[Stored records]
####

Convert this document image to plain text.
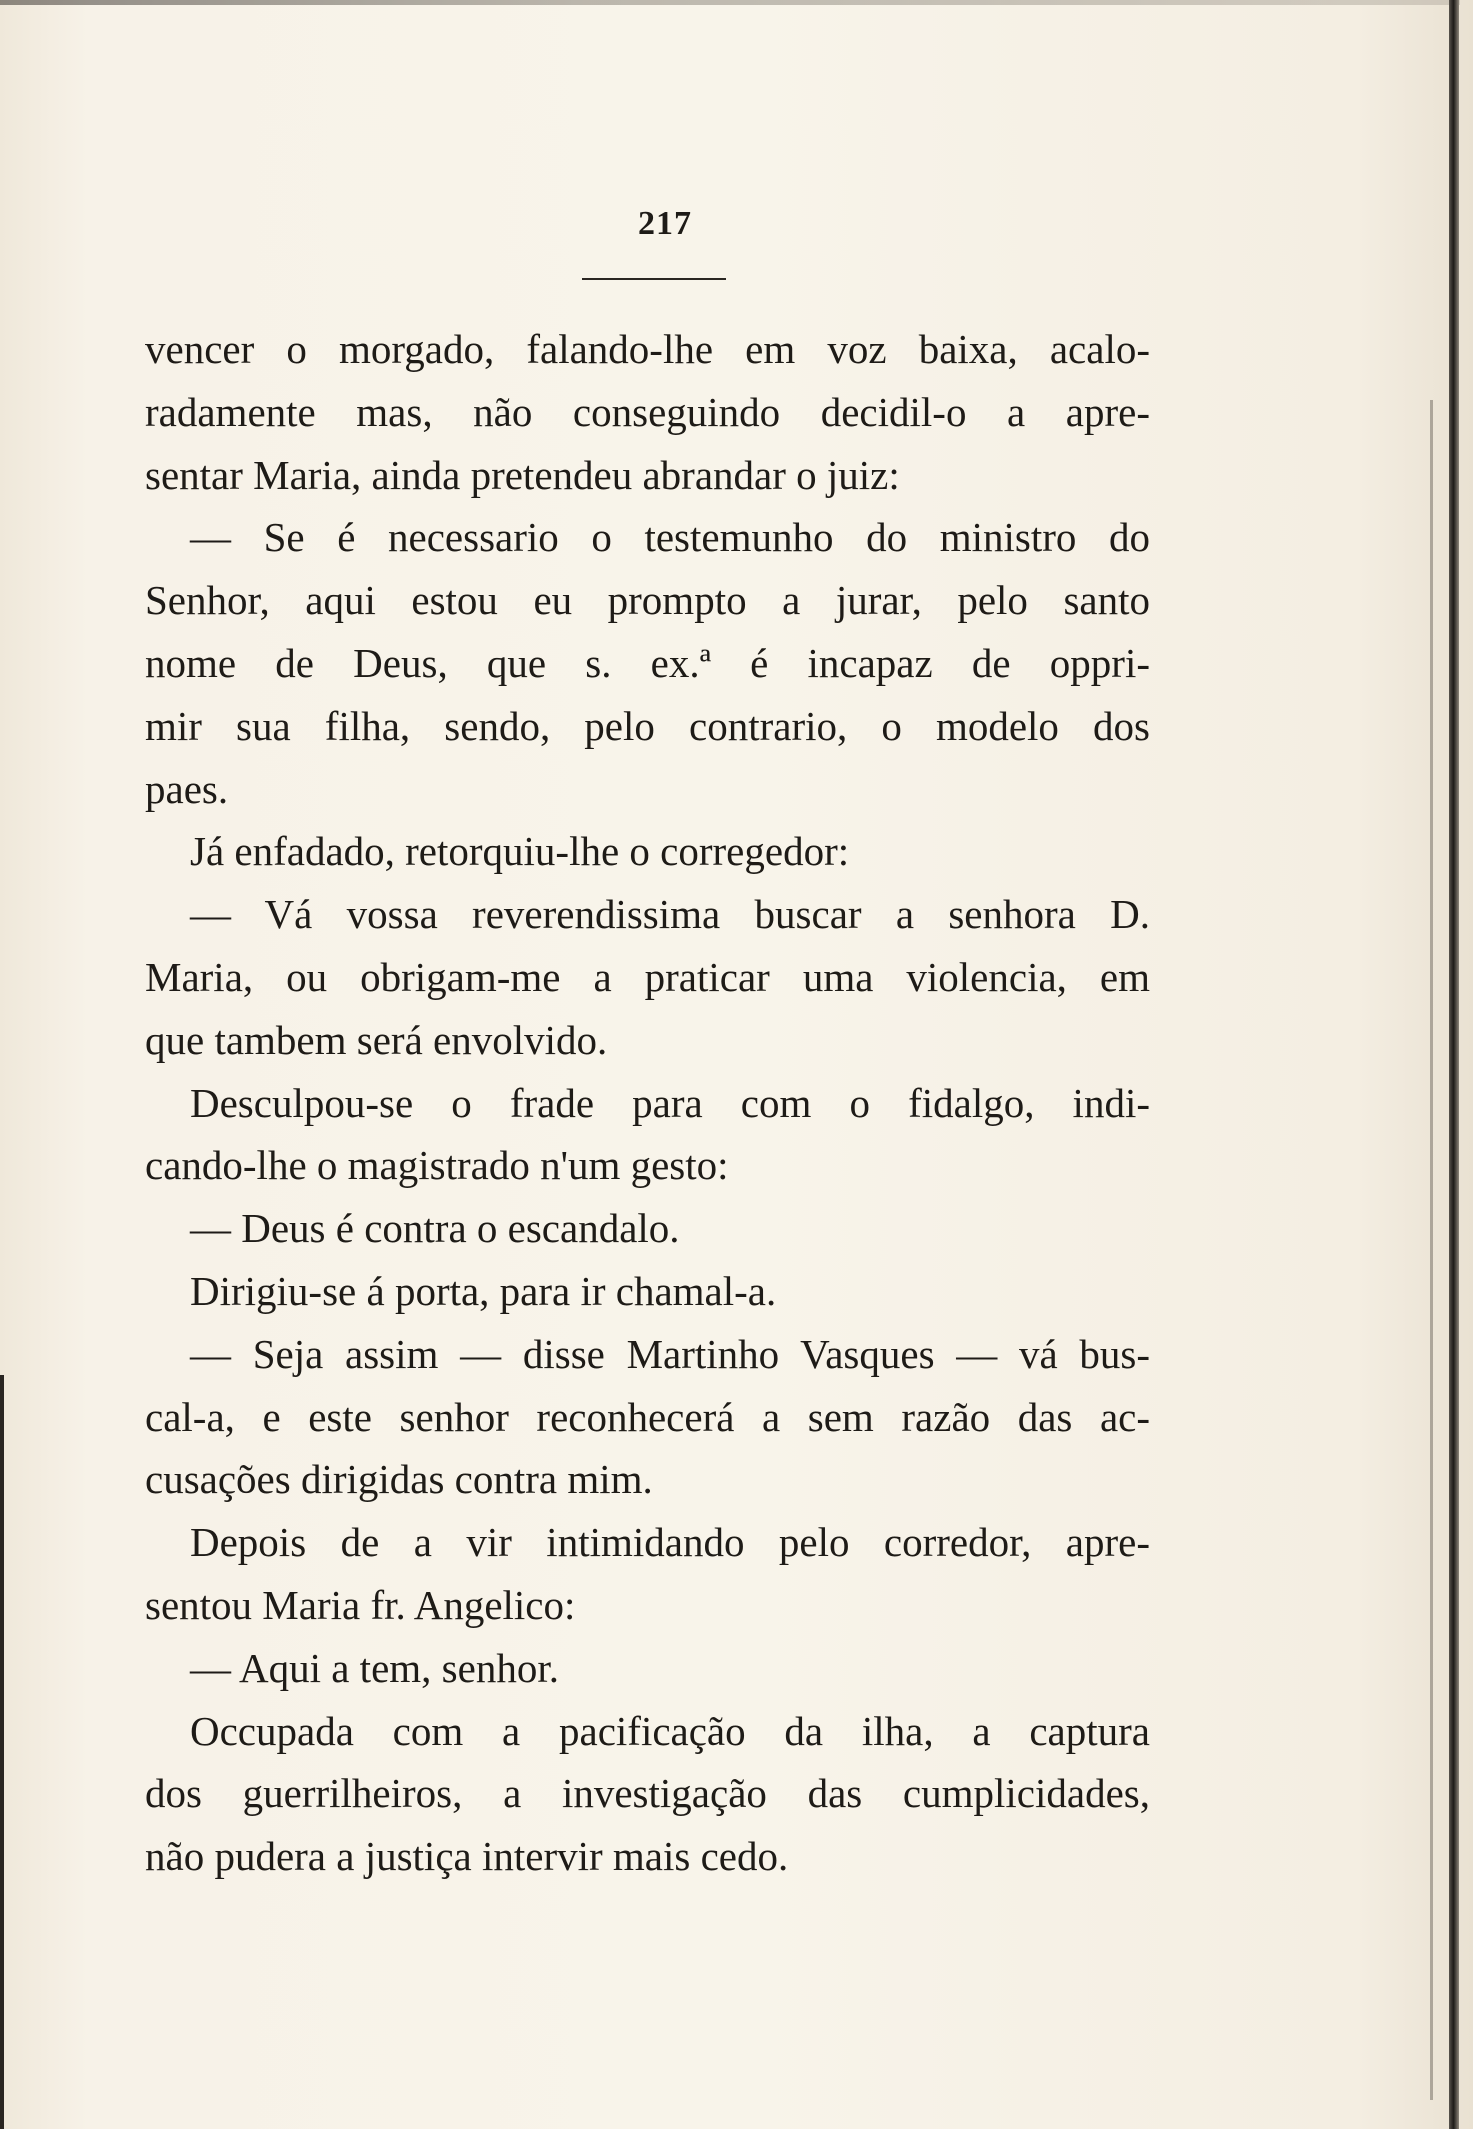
217

vencer o morgado, falando-lhe em voz baixa, acalo-
radamente mas, não conseguindo decidil-o a apre-
sentar Maria, ainda pretendeu abrandar o juiz:

— Se é necessario o testemunho do ministro do
Senhor, aqui estou eu prompto a jurar, pelo santo
nome de Deus, que s. ex.ª é incapaz de oppri-
mir sua filha, sendo, pelo contrario, o modelo dos
paes.

Já enfadado, retorquiu-lhe o corregedor:

— Vá vossa reverendissima buscar a senhora D.
Maria, ou obrigam-me a praticar uma violencia, em
que tambem será envolvido.

Desculpou-se o frade para com o fidalgo, indi-
cando-lhe o magistrado n'um gesto:

— Deus é contra o escandalo.

Dirigiu-se á porta, para ir chamal-a.

— Seja assim — disse Martinho Vasques — vá bus-
cal-a, e este senhor reconhecerá a sem razão das ac-
cusações dirigidas contra mim.

Depois de a vir intimidando pelo corredor, apre-
sentou Maria fr. Angelico:

— Aqui a tem, senhor.

Occupada com a pacificação da ilha, a captura
dos guerrilheiros, a investigação das cumplicidades,
não pudera a justiça intervir mais cedo.
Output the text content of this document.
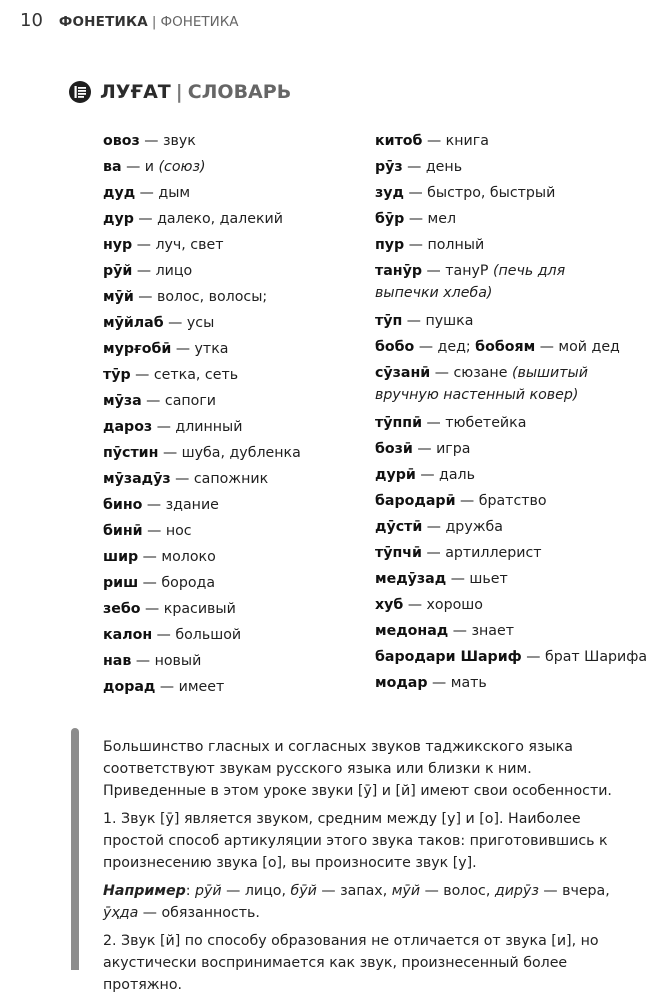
10 ФОНЕТИКА | ФОНЕТИКА
ЛУҒАТ | СЛОВАРЬ
овоз — звук
ва — и (союз)
дуд — дым
дур — далеко, далекий
нур — луч, свет
рӯй — лицо
мӯй — волос, волосы;
мӯйлаб — усы
мурғобӣ — утка
тӯр — сетка, сеть
мӯза — сапоги
дароз — длинный
пӯстин — шуба, дубленка
мӯзадӯз — сапожник
бино — здание
бинӣ — нос
шир — молоко
риш — борода
зебо — красивый
калон — большой
нав — новый
дорад — имеет
китоб — книга
рӯз — день
зуд — быстро, быстрый
бӯр — мел
пур — полный
танӯр — тануР (печь для выпечки хлеба)
тӯп — пушка
бобо — дед; бобоям — мой дед
сӯзанӣ — сюзане (вышитый вручную настенный ковер)
тӯппӣ — тюбетейка
бозӣ — игра
дурӣ — даль
бародарӣ — братство
дӯстӣ — дружба
тӯпчӣ — артиллерист
медӯзад — шьет
хуб — хорошо
медонад — знает
бародари Шариф — брат Шарифа
модар — мать

Большинство гласных и согласных звуков таджикского языка соответствуют звукам русского языка или близки к ним. Приведенные в этом уроке звуки [ӯ] и [й] имеют свои особенности.

1. Звук [ӯ] является звуком, средним между [у] и [о]. Наиболее простой способ артикуляции этого звука таков: приготовившись к произнесению звука [о], вы произносите звук [у].

Например: рӯй — лицо, бӯй — запах, мӯй — волос, дирӯз — вчера, ӯҳда — обязанность.

2. Звук [й] по способу образования не отличается от звука [и], но акустически воспринимается как звук, произнесенный более протяжно.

####

» WRITTEN PROBLEM
Reproduce the entries above word for word. Pictures stay out.

» EXERCISE SOLUTION
Convert this document image to plain text.
217

vencer o morgado, falando-lhe em voz baixa, acalo-
radamente mas, não conseguindo decidil-o a apre-
sentar Maria, ainda pretendeu abrandar o juiz:

— Se é necessario o testemunho do ministro do
Senhor, aqui estou eu prompto a jurar, pelo santo
nome de Deus, que s. ex.ª é incapaz de oppri-
mir sua filha, sendo, pelo contrario, o modelo dos
paes.

Já enfadado, retorquiu-lhe o corregedor:

— Vá vossa reverendissima buscar a senhora D.
Maria, ou obrigam-me a praticar uma violencia, em
que tambem será envolvido.

Desculpou-se o frade para com o fidalgo, indi-
cando-lhe o magistrado n'um gesto:

— Deus é contra o escandalo.

Dirigiu-se á porta, para ir chamal-a.

— Seja assim — disse Martinho Vasques — vá bus-
cal-a, e este senhor reconhecerá a sem razão das ac-
cusações dirigidas contra mim.

Depois de a vir intimidando pelo corredor, apre-
sentou Maria fr. Angelico:

— Aqui a tem, senhor.

Occupada com a pacificação da ilha, a captura
dos guerrilheiros, a investigação das cumplicidades,
não pudera a justiça intervir mais cedo.
Output the text content of this document.
10 ФОНЕТИКА | ФОНЕТИКА
ЛУҒАТ | СЛОВАРЬ
овоз — звук
ва — и (союз)
дуд — дым
дур — далеко, далекий
нур — луч, свет
рӯй — лицо
мӯй — волос, волосы;
мӯйлаб — усы
мурғобӣ — утка
тӯр — сетка, сеть
мӯза — сапоги
дароз — длинный
пӯстин — шуба, дубленка
мӯзадӯз — сапожник
бино — здание
бинӣ — нос
шир — молоко
риш — борода
зебо — красивый
калон — большой
нав — новый
дорад — имеет
китоб — книга
рӯз — день
зуд — быстро, быстрый
бӯр — мел
пур — полный
танӯр — тануР (печь для выпечки хлеба)
тӯп — пушка
бобо — дед; бобоям — мой дед
сӯзанӣ — сюзане (вышитый вручную настенный ковер)
тӯппӣ — тюбетейка
бозӣ — игра
дурӣ — даль
бародарӣ — братство
дӯстӣ — дружба
тӯпчӣ — артиллерист
медӯзад — шьет
хуб — хорошо
медонад — знает
бародари Шариф — брат Шарифа
модар — мать

Большинство гласных и согласных звуков таджикского языка соответствуют звукам русского языка или близки к ним. Приведенные в этом уроке звуки [ӯ] и [й] имеют свои особенности.

1. Звук [ӯ] является звуком, средним между [у] и [о]. Наиболее простой способ артикуляции этого звука таков: приготовившись к произнесению звука [о], вы произносите звук [у].

Например: рӯй — лицо, бӯй — запах, мӯй — волос, дирӯз — вчера, ӯҳда — обязанность.

2. Звук [й] по способу образования не отличается от звука [и], но акустически воспринимается как звук, произнесенный более протяжно.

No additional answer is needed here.